**Task directions:** Repeat the material below word for word and leave out all pictures.

○ ○ ○ ○ ○

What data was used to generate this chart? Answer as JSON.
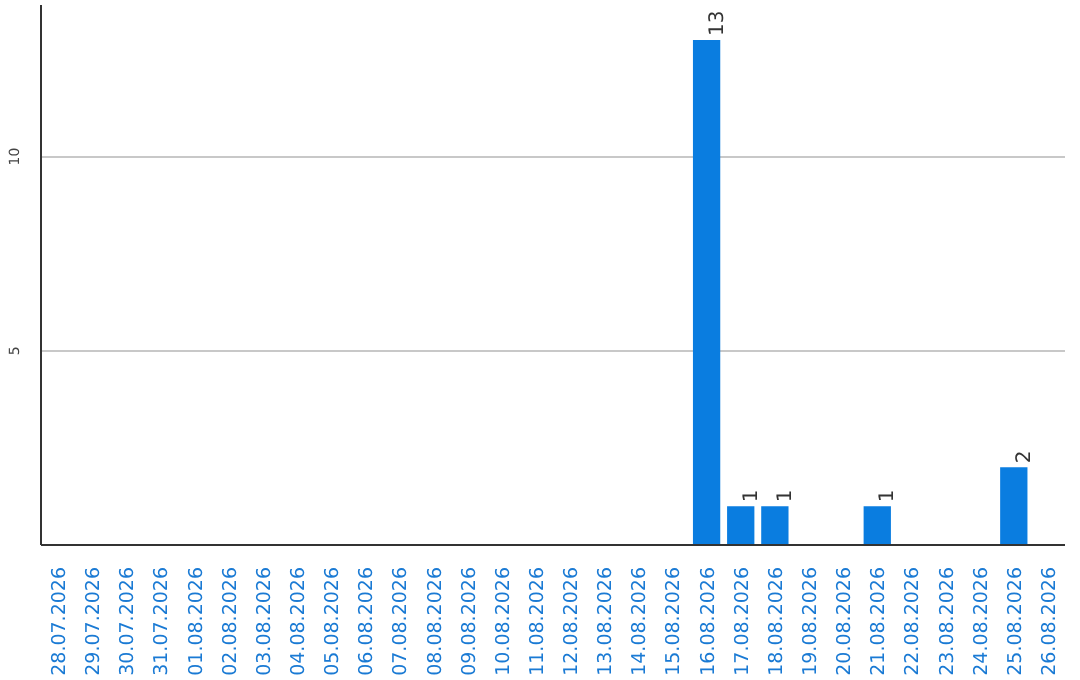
{
  "chart_data": {
    "type": "bar",
    "categories": [
      "28.07.2026",
      "29.07.2026",
      "30.07.2026",
      "31.07.2026",
      "01.08.2026",
      "02.08.2026",
      "03.08.2026",
      "04.08.2026",
      "05.08.2026",
      "06.08.2026",
      "07.08.2026",
      "08.08.2026",
      "09.08.2026",
      "10.08.2026",
      "11.08.2026",
      "12.08.2026",
      "13.08.2026",
      "14.08.2026",
      "15.08.2026",
      "16.08.2026",
      "17.08.2026",
      "18.08.2026",
      "19.08.2026",
      "20.08.2026",
      "21.08.2026",
      "22.08.2026",
      "23.08.2026",
      "24.08.2026",
      "25.08.2026",
      "26.08.2026"
    ],
    "values": [
      0,
      0,
      0,
      0,
      0,
      0,
      0,
      0,
      0,
      0,
      0,
      0,
      0,
      0,
      0,
      0,
      0,
      0,
      0,
      13,
      1,
      1,
      0,
      0,
      1,
      0,
      0,
      0,
      2,
      0
    ],
    "value_labels": [
      null,
      null,
      null,
      null,
      null,
      null,
      null,
      null,
      null,
      null,
      null,
      null,
      null,
      null,
      null,
      null,
      null,
      null,
      null,
      "13",
      "1",
      "1",
      null,
      null,
      "1",
      null,
      null,
      null,
      "2",
      null
    ],
    "color": "#0a7de0",
    "ylim": [
      0,
      13.9
    ],
    "yticks": [
      5,
      10
    ],
    "grid": "y"
  }
}
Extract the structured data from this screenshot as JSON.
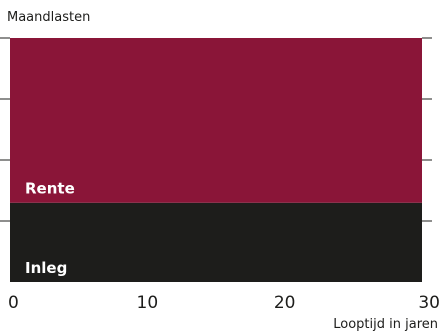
{
  "chart_data": {
    "type": "area",
    "title": "",
    "ylabel": "Maandlasten",
    "xlabel": "Looptijd in jaren",
    "xlim": [
      0,
      30
    ],
    "x_ticks": [
      0,
      10,
      20,
      30
    ],
    "x_tick_labels": [
      "0",
      "10",
      "20",
      "30"
    ],
    "ylim": [
      0,
      4
    ],
    "y_ticks": [
      1,
      2,
      3,
      4
    ],
    "grid": false,
    "stacked": true,
    "x": [
      0,
      30
    ],
    "series": [
      {
        "name": "Inleg",
        "values": [
          1.3,
          1.3
        ],
        "color": "#1d1d1b",
        "label_color": "#ffffff"
      },
      {
        "name": "Rente",
        "values": [
          2.7,
          2.7
        ],
        "color": "#8a1538",
        "label_color": "#ffffff"
      }
    ]
  }
}
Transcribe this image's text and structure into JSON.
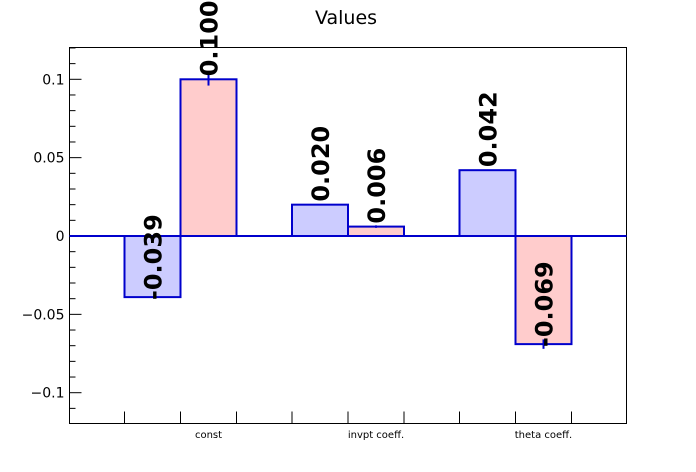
{
  "chart_data": {
    "type": "bar",
    "title": "Values",
    "xlabel": "",
    "ylabel": "",
    "ylim": [
      -0.12,
      0.12
    ],
    "grid": false,
    "categories": [
      "const",
      "invpt coeff.",
      "theta coeff."
    ],
    "yticks": [
      {
        "value": 0.1,
        "label": "0.1"
      },
      {
        "value": 0.05,
        "label": "0.05"
      },
      {
        "value": 0,
        "label": "0"
      },
      {
        "value": -0.05,
        "label": "−0.05"
      },
      {
        "value": -0.1,
        "label": "−0.1"
      }
    ],
    "series": [
      {
        "color": "#ccccff",
        "edge": "#0000cc",
        "values": [
          -0.039,
          0.02,
          0.042
        ],
        "labels": [
          "-0.039",
          "0.020",
          "0.042"
        ],
        "errors": [
          0.0,
          0.0,
          0.0
        ]
      },
      {
        "color": "#ffcccc",
        "edge": "#0000cc",
        "values": [
          0.1,
          0.006,
          -0.069
        ],
        "labels": [
          "0.100",
          "0.006",
          "-0.069"
        ],
        "errors": [
          0.004,
          0.0008,
          0.003
        ]
      }
    ]
  }
}
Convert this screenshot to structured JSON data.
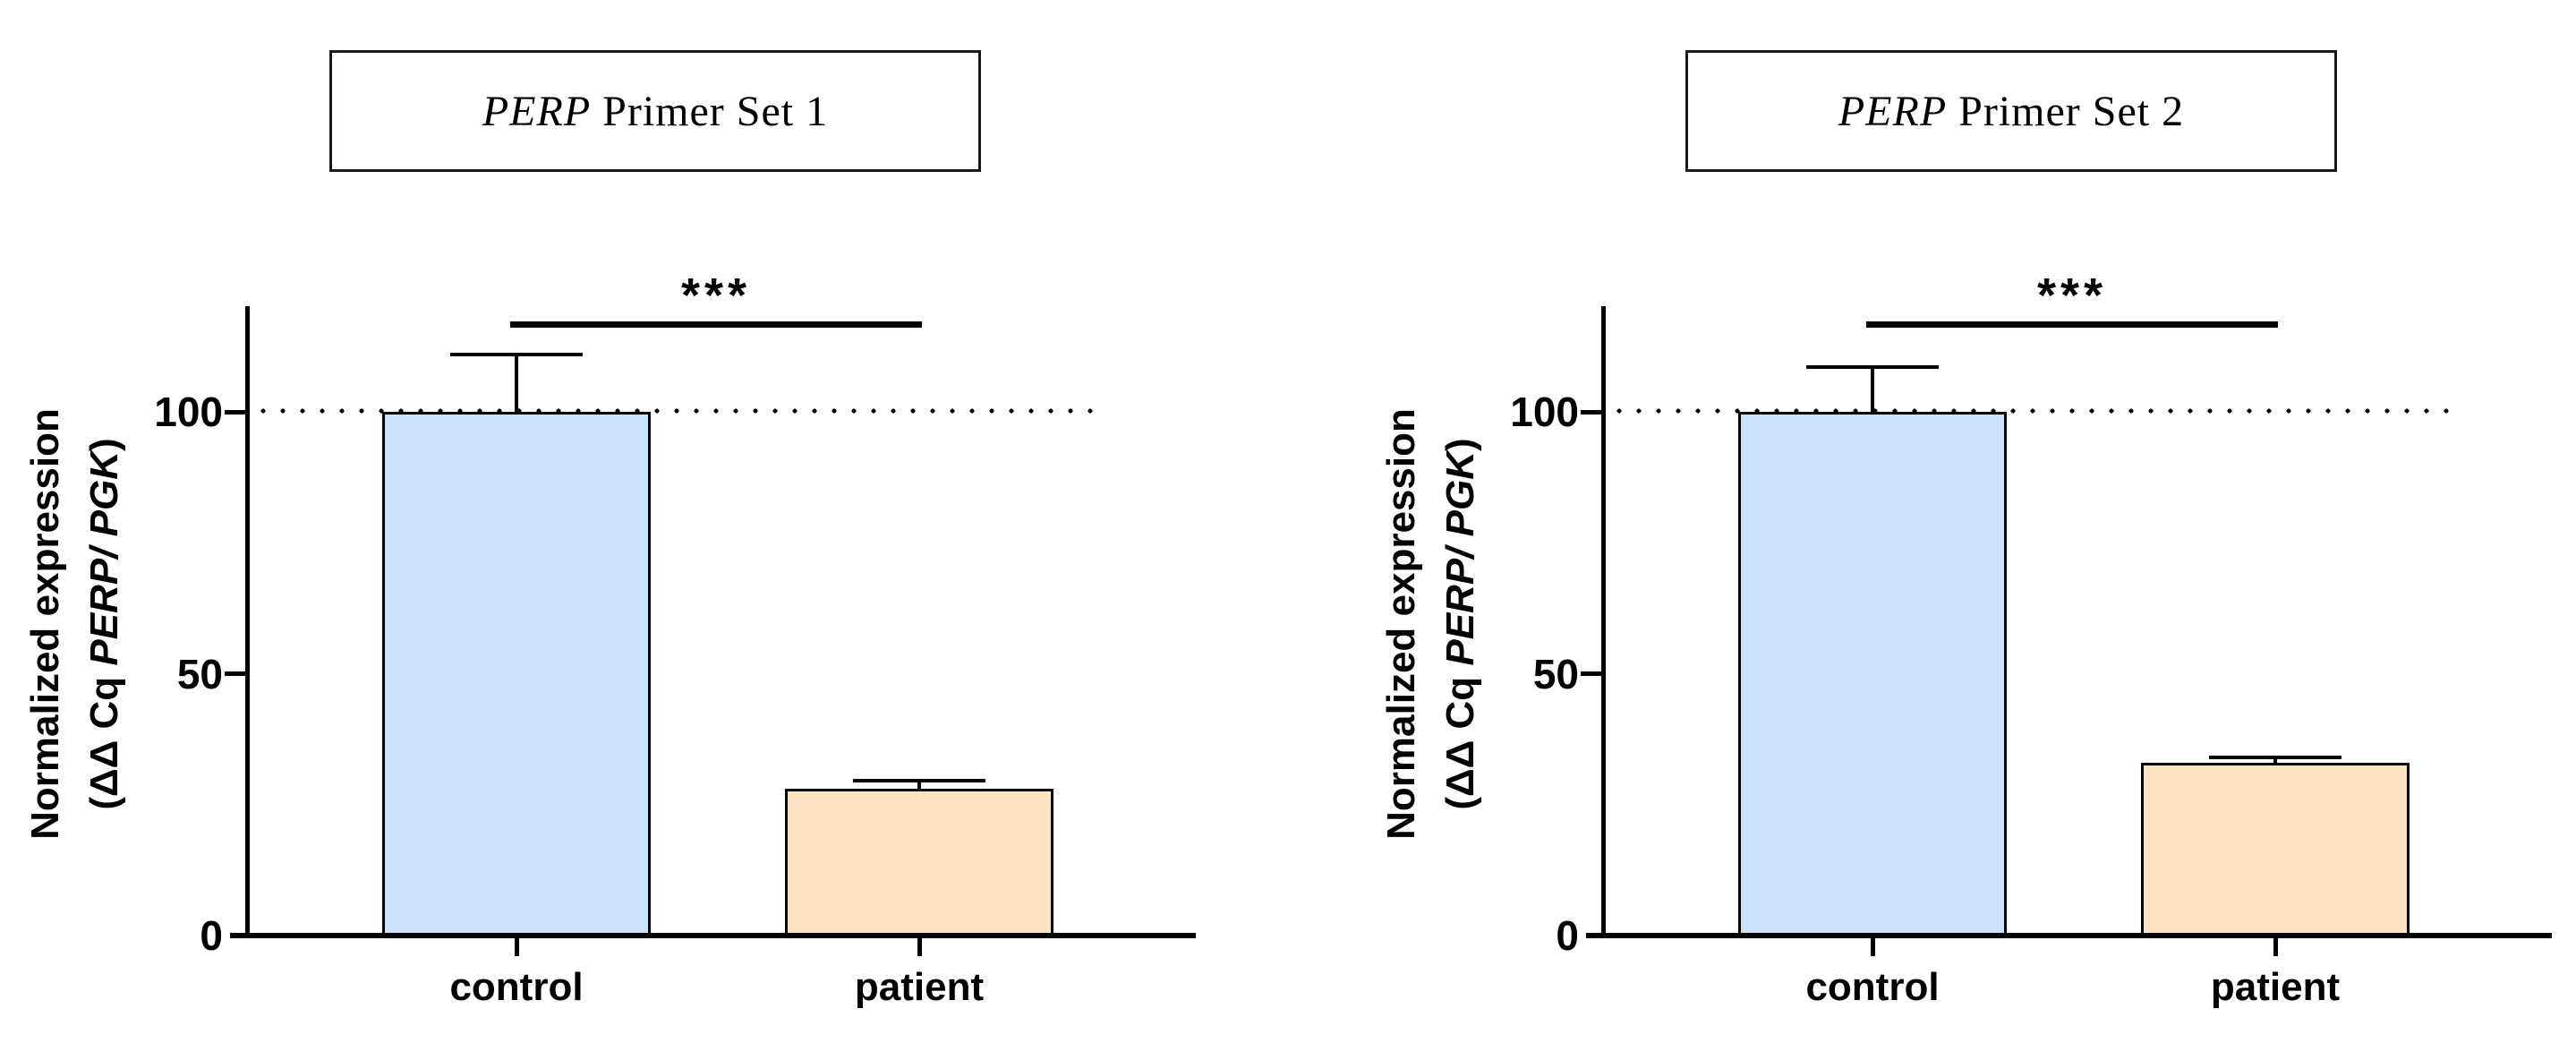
{
  "figure": {
    "background": "#ffffff",
    "description_visible_text_only": true
  },
  "colors": {
    "control_fill": "#C9E2F8",
    "patient_fill": "#FCE3C2",
    "outline": "#000000",
    "reference_dots": "#000000"
  },
  "chart_data": [
    {
      "type": "bar",
      "title": "PERP Primer Set 1",
      "title_segments": [
        {
          "text": "PERP",
          "italic": true
        },
        {
          "text": " Primer Set 1",
          "italic": false
        }
      ],
      "categories": [
        "control",
        "patient"
      ],
      "values": [
        100,
        28
      ],
      "errors_plus": [
        11,
        1.5
      ],
      "bar_colors": [
        "#C9E2F8",
        "#FCE3C2"
      ],
      "ylabel_line1": "Normalized expression",
      "ylabel_line2": "(ΔΔ Cq PERP/ PGK)",
      "ylabel_line2_segments": [
        {
          "text": "(ΔΔ Cq ",
          "italic": false
        },
        {
          "text": "PERP/ PGK",
          "italic": true
        },
        {
          "text": ")",
          "italic": false
        }
      ],
      "yticks": [
        0,
        50,
        100
      ],
      "ytick_labels": [
        "0",
        "50",
        "100"
      ],
      "ylim": [
        0,
        120
      ],
      "reference_line_y": 100,
      "grid": false,
      "legend": false,
      "significance": "***",
      "significance_between": [
        "control",
        "patient"
      ]
    },
    {
      "type": "bar",
      "title": "PERP Primer Set 2",
      "title_segments": [
        {
          "text": "PERP",
          "italic": true
        },
        {
          "text": " Primer Set 2",
          "italic": false
        }
      ],
      "categories": [
        "control",
        "patient"
      ],
      "values": [
        100,
        33
      ],
      "errors_plus": [
        8.5,
        1
      ],
      "bar_colors": [
        "#C9E2F8",
        "#FCE3C2"
      ],
      "ylabel_line1": "Normalized expression",
      "ylabel_line2": "(ΔΔ Cq PERP/ PGK)",
      "ylabel_line2_segments": [
        {
          "text": "(ΔΔ Cq ",
          "italic": false
        },
        {
          "text": "PERP/ PGK",
          "italic": true
        },
        {
          "text": ")",
          "italic": false
        }
      ],
      "yticks": [
        0,
        50,
        100
      ],
      "ytick_labels": [
        "0",
        "50",
        "100"
      ],
      "ylim": [
        0,
        120
      ],
      "reference_line_y": 100,
      "grid": false,
      "legend": false,
      "significance": "***",
      "significance_between": [
        "control",
        "patient"
      ]
    }
  ]
}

○ ○ ○ ○ ○

**Answer to this task:**
What data was used to generate this chart? Answer as JSON.
{
  "chart_data": {
    "type": "bar",
    "categories": [
      "28.07.2026",
      "29.07.2026",
      "30.07.2026",
      "31.07.2026",
      "01.08.2026",
      "02.08.2026",
      "03.08.2026",
      "04.08.2026",
      "05.08.2026",
      "06.08.2026",
      "07.08.2026",
      "08.08.2026",
      "09.08.2026",
      "10.08.2026",
      "11.08.2026",
      "12.08.2026",
      "13.08.2026",
      "14.08.2026",
      "15.08.2026",
      "16.08.2026",
      "17.08.2026",
      "18.08.2026",
      "19.08.2026",
      "20.08.2026",
      "21.08.2026",
      "22.08.2026",
      "23.08.2026",
      "24.08.2026",
      "25.08.2026",
      "26.08.2026"
    ],
    "values": [
      0,
      0,
      0,
      0,
      0,
      0,
      0,
      0,
      0,
      0,
      0,
      0,
      0,
      0,
      0,
      0,
      0,
      0,
      0,
      13,
      1,
      1,
      0,
      0,
      1,
      0,
      0,
      0,
      2,
      0
    ],
    "value_labels": [
      null,
      null,
      null,
      null,
      null,
      null,
      null,
      null,
      null,
      null,
      null,
      null,
      null,
      null,
      null,
      null,
      null,
      null,
      null,
      "13",
      "1",
      "1",
      null,
      null,
      "1",
      null,
      null,
      null,
      "2",
      null
    ],
    "color": "#0a7de0",
    "ylim": [
      0,
      13.9
    ],
    "yticks": [
      5,
      10
    ],
    "grid": "y"
  }
}
Extract the structured data from this screenshot as JSON.
{
  "chart_data": {
    "type": "area",
    "title": "",
    "ylabel": "Maandlasten",
    "xlabel": "Looptijd in jaren",
    "xlim": [
      0,
      30
    ],
    "x_ticks": [
      0,
      10,
      20,
      30
    ],
    "x_tick_labels": [
      "0",
      "10",
      "20",
      "30"
    ],
    "ylim": [
      0,
      4
    ],
    "y_ticks": [
      1,
      2,
      3,
      4
    ],
    "grid": false,
    "stacked": true,
    "x": [
      0,
      30
    ],
    "series": [
      {
        "name": "Inleg",
        "values": [
          1.3,
          1.3
        ],
        "color": "#1d1d1b",
        "label_color": "#ffffff"
      },
      {
        "name": "Rente",
        "values": [
          2.7,
          2.7
        ],
        "color": "#8a1538",
        "label_color": "#ffffff"
      }
    ]
  }
}
Transcribe this image's text and structure into JSON.
{
  "chart_data": {
    "type": "bar",
    "title": "Values",
    "xlabel": "",
    "ylabel": "",
    "ylim": [
      -0.12,
      0.12
    ],
    "grid": false,
    "categories": [
      "const",
      "invpt coeff.",
      "theta coeff."
    ],
    "yticks": [
      {
        "value": 0.1,
        "label": "0.1"
      },
      {
        "value": 0.05,
        "label": "0.05"
      },
      {
        "value": 0,
        "label": "0"
      },
      {
        "value": -0.05,
        "label": "−0.05"
      },
      {
        "value": -0.1,
        "label": "−0.1"
      }
    ],
    "series": [
      {
        "color": "#ccccff",
        "edge": "#0000cc",
        "values": [
          -0.039,
          0.02,
          0.042
        ],
        "labels": [
          "-0.039",
          "0.020",
          "0.042"
        ],
        "errors": [
          0.0,
          0.0,
          0.0
        ]
      },
      {
        "color": "#ffcccc",
        "edge": "#0000cc",
        "values": [
          0.1,
          0.006,
          -0.069
        ],
        "labels": [
          "0.100",
          "0.006",
          "-0.069"
        ],
        "errors": [
          0.004,
          0.0008,
          0.003
        ]
      }
    ]
  }
}
Convert this screenshot to structured JSON data.
{
  "figure": {
    "background": "#ffffff",
    "description_visible_text_only": true
  },
  "colors": {
    "control_fill": "#C9E2F8",
    "patient_fill": "#FCE3C2",
    "outline": "#000000",
    "reference_dots": "#000000"
  },
  "chart_data": [
    {
      "type": "bar",
      "title": "PERP Primer Set 1",
      "title_segments": [
        {
          "text": "PERP",
          "italic": true
        },
        {
          "text": " Primer Set 1",
          "italic": false
        }
      ],
      "categories": [
        "control",
        "patient"
      ],
      "values": [
        100,
        28
      ],
      "errors_plus": [
        11,
        1.5
      ],
      "bar_colors": [
        "#C9E2F8",
        "#FCE3C2"
      ],
      "ylabel_line1": "Normalized expression",
      "ylabel_line2": "(ΔΔ Cq PERP/ PGK)",
      "ylabel_line2_segments": [
        {
          "text": "(ΔΔ Cq ",
          "italic": false
        },
        {
          "text": "PERP/ PGK",
          "italic": true
        },
        {
          "text": ")",
          "italic": false
        }
      ],
      "yticks": [
        0,
        50,
        100
      ],
      "ytick_labels": [
        "0",
        "50",
        "100"
      ],
      "ylim": [
        0,
        120
      ],
      "reference_line_y": 100,
      "grid": false,
      "legend": false,
      "significance": "***",
      "significance_between": [
        "control",
        "patient"
      ]
    },
    {
      "type": "bar",
      "title": "PERP Primer Set 2",
      "title_segments": [
        {
          "text": "PERP",
          "italic": true
        },
        {
          "text": " Primer Set 2",
          "italic": false
        }
      ],
      "categories": [
        "control",
        "patient"
      ],
      "values": [
        100,
        33
      ],
      "errors_plus": [
        8.5,
        1
      ],
      "bar_colors": [
        "#C9E2F8",
        "#FCE3C2"
      ],
      "ylabel_line1": "Normalized expression",
      "ylabel_line2": "(ΔΔ Cq PERP/ PGK)",
      "ylabel_line2_segments": [
        {
          "text": "(ΔΔ Cq ",
          "italic": false
        },
        {
          "text": "PERP/ PGK",
          "italic": true
        },
        {
          "text": ")",
          "italic": false
        }
      ],
      "yticks": [
        0,
        50,
        100
      ],
      "ytick_labels": [
        "0",
        "50",
        "100"
      ],
      "ylim": [
        0,
        120
      ],
      "reference_line_y": 100,
      "grid": false,
      "legend": false,
      "significance": "***",
      "significance_between": [
        "control",
        "patient"
      ]
    }
  ]
}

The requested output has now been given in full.